• [Set problem]: Retype the material in full, keeping every word the same.

• [Data records]:
'''
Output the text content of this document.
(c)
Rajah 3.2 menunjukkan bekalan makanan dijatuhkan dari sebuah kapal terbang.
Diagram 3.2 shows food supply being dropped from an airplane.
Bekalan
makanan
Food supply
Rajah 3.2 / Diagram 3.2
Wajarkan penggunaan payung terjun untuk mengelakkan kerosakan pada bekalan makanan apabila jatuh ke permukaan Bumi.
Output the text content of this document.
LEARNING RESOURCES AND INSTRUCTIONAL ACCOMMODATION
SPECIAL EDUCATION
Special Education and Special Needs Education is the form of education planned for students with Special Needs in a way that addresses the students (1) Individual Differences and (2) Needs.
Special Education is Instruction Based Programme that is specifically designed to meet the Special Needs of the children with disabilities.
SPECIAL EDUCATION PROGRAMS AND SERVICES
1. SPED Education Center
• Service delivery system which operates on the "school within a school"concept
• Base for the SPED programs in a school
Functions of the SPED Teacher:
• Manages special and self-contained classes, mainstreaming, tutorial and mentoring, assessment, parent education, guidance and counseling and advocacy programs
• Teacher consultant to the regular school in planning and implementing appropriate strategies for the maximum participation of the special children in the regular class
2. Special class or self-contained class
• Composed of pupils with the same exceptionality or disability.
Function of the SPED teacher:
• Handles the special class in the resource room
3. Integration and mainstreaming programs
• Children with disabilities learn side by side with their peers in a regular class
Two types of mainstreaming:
'''
• [The result]:
Output the text content of this document.
(c)
Rajah 3.2 menunjukkan bekalan makanan dijatuhkan dari sebuah kapal terbang.
Diagram 3.2 shows food supply being dropped from an airplane.
Bekalan
makanan
Food supply
Rajah 3.2 / Diagram 3.2
Wajarkan penggunaan payung terjun untuk mengelakkan kerosakan pada bekalan makanan apabila jatuh ke permukaan Bumi.
Output the text content of this document.
LEARNING RESOURCES AND INSTRUCTIONAL ACCOMMODATION
SPECIAL EDUCATION
Special Education and Special Needs Education is the form of education planned for students with Special Needs in a way that addresses the students (1) Individual Differences and (2) Needs.
Special Education is Instruction Based Programme that is specifically designed to meet the Special Needs of the children with disabilities.
SPECIAL EDUCATION PROGRAMS AND SERVICES
1. SPED Education Center
• Service delivery system which operates on the "school within a school"concept
• Base for the SPED programs in a school
Functions of the SPED Teacher:
• Manages special and self-contained classes, mainstreaming, tutorial and mentoring, assessment, parent education, guidance and counseling and advocacy programs
• Teacher consultant to the regular school in planning and implementing appropriate strategies for the maximum participation of the special children in the regular class
2. Special class or self-contained class
• Composed of pupils with the same exceptionality or disability.
Function of the SPED teacher:
• Handles the special class in the resource room
3. Integration and mainstreaming programs
• Children with disabilities learn side by side with their peers in a regular class
Two types of mainstreaming:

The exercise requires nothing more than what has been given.